* START ROWS *
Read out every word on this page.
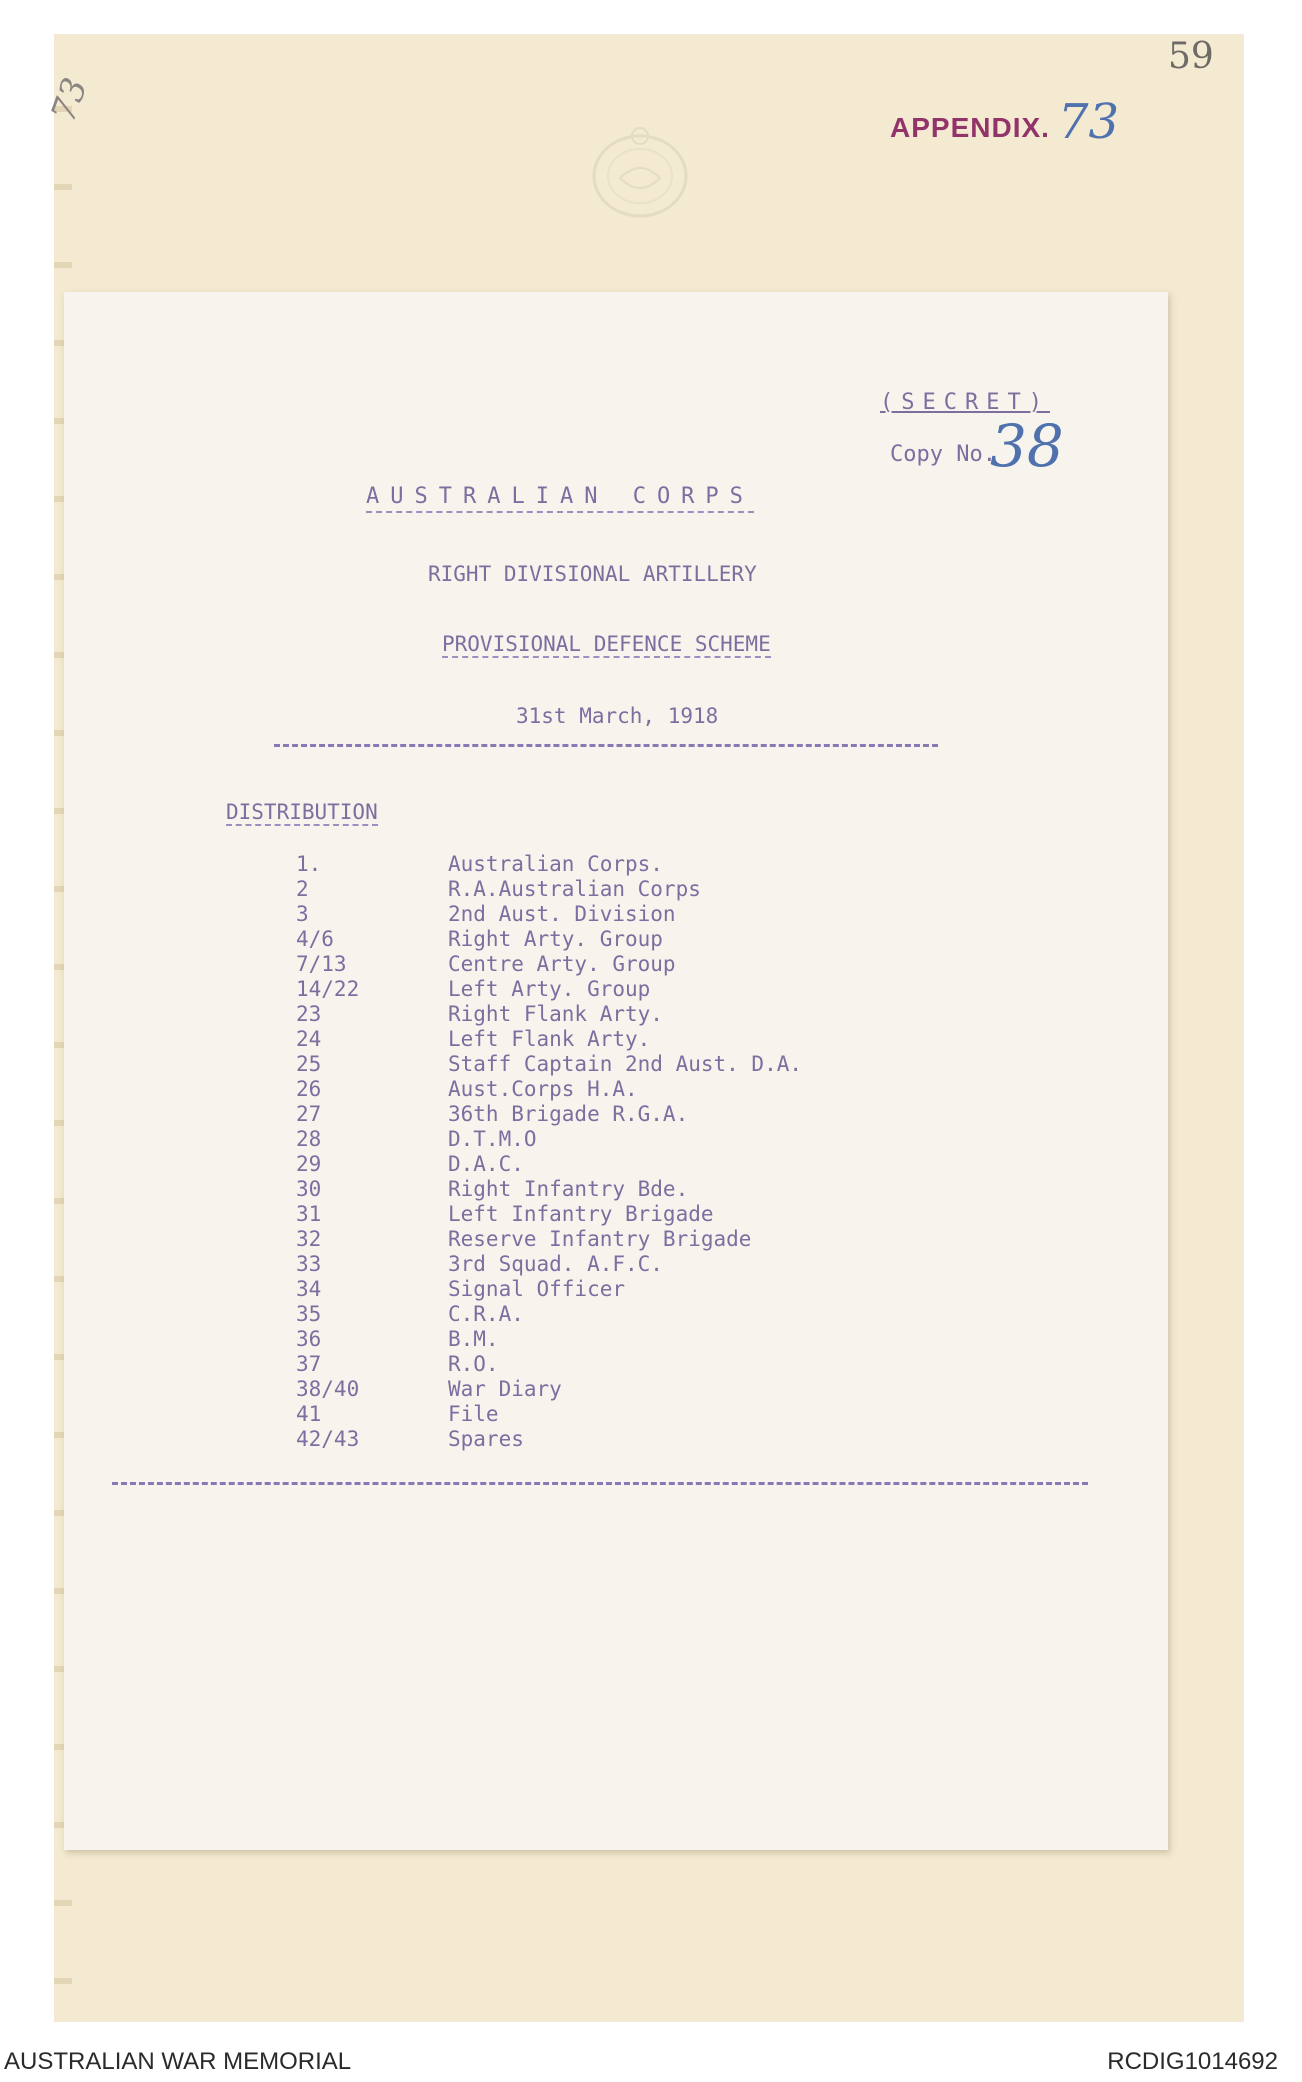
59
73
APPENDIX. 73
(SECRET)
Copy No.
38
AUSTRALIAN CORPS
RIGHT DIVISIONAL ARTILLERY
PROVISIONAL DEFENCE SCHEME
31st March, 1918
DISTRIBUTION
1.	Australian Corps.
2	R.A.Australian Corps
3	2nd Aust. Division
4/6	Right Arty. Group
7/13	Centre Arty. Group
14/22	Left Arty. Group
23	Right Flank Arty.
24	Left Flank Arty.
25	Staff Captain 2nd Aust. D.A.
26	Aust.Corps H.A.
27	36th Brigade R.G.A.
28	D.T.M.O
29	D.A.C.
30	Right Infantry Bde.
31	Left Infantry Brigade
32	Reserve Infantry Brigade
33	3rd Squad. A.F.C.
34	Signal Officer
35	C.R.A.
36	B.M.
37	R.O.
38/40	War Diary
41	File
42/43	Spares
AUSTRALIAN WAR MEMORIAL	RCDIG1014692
* END ROWS *
* START ROWS *
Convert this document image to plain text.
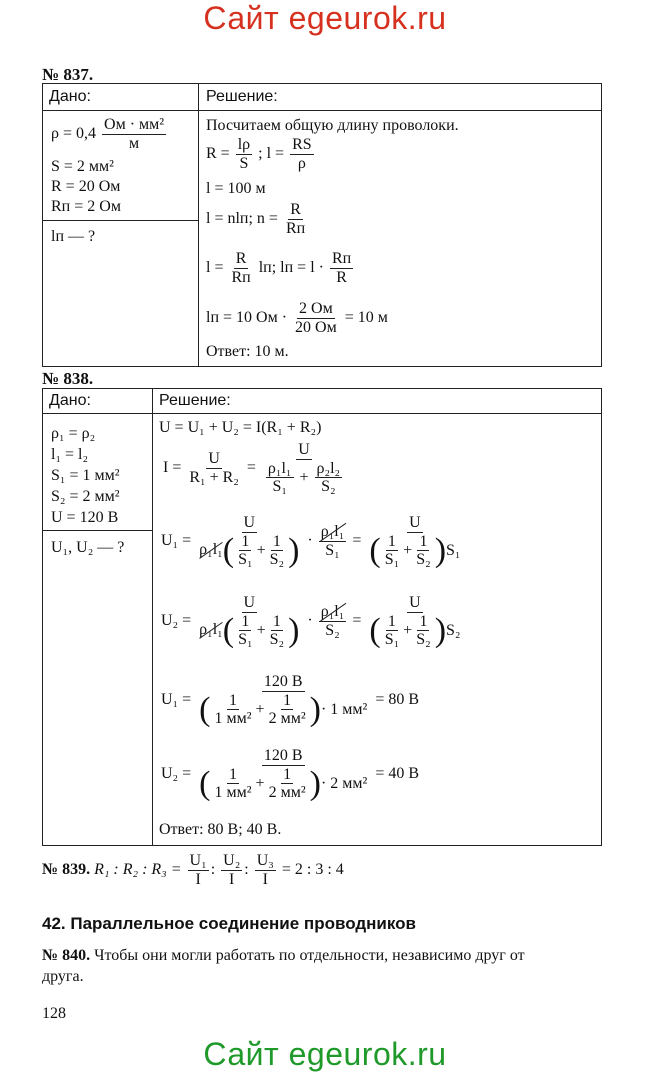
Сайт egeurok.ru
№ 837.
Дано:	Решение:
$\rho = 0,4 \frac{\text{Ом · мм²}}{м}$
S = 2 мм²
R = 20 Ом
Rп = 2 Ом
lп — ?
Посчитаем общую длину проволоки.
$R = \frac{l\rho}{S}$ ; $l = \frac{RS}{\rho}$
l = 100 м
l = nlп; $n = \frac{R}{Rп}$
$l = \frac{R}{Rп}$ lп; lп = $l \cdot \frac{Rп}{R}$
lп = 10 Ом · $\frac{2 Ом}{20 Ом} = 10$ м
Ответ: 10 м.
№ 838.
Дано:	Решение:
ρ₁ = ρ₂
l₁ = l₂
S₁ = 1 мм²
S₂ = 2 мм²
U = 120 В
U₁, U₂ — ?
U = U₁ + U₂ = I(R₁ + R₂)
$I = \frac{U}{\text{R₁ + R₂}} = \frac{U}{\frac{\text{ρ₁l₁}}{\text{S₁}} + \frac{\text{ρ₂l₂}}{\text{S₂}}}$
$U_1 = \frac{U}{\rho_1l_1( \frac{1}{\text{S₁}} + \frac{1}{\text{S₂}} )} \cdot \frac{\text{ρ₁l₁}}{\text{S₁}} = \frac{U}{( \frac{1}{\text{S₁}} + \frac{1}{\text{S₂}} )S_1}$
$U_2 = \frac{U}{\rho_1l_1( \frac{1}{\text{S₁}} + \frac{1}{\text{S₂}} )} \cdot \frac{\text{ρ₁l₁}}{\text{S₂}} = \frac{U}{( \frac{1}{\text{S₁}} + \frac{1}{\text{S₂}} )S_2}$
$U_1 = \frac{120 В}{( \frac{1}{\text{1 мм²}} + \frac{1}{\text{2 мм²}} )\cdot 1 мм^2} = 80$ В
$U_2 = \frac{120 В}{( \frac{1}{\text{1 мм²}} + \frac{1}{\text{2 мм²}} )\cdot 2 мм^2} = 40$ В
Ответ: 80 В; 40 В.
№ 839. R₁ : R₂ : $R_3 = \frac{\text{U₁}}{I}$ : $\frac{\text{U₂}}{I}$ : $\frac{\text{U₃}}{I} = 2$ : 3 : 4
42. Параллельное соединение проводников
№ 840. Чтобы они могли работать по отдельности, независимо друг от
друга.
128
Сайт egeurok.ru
* END ROWS *
PROMPT.
Whichever lines contain the string "cdot", select and copy them.

RESPONSE TO THIS EXERCISE.
$l = \frac{R}{Rп}$ lп; lп = $l \cdot \frac{Rп}{R}$
$U_1 = \frac{U}{\rho_1l_1( \frac{1}{\text{S₁}} + \frac{1}{\text{S₂}} )} \cdot \frac{\text{ρ₁l₁}}{\text{S₁}} = \frac{U}{( \frac{1}{\text{S₁}} + \frac{1}{\text{S₂}} )S_1}$
$U_2 = \frac{U}{\rho_1l_1( \frac{1}{\text{S₁}} + \frac{1}{\text{S₂}} )} \cdot \frac{\text{ρ₁l₁}}{\text{S₂}} = \frac{U}{( \frac{1}{\text{S₁}} + \frac{1}{\text{S₂}} )S_2}$
$U_1 = \frac{120 В}{( \frac{1}{\text{1 мм²}} + \frac{1}{\text{2 мм²}} )\cdot 1 мм^2} = 80$ В
$U_2 = \frac{120 В}{( \frac{1}{\text{1 мм²}} + \frac{1}{\text{2 мм²}} )\cdot 2 мм^2} = 40$ В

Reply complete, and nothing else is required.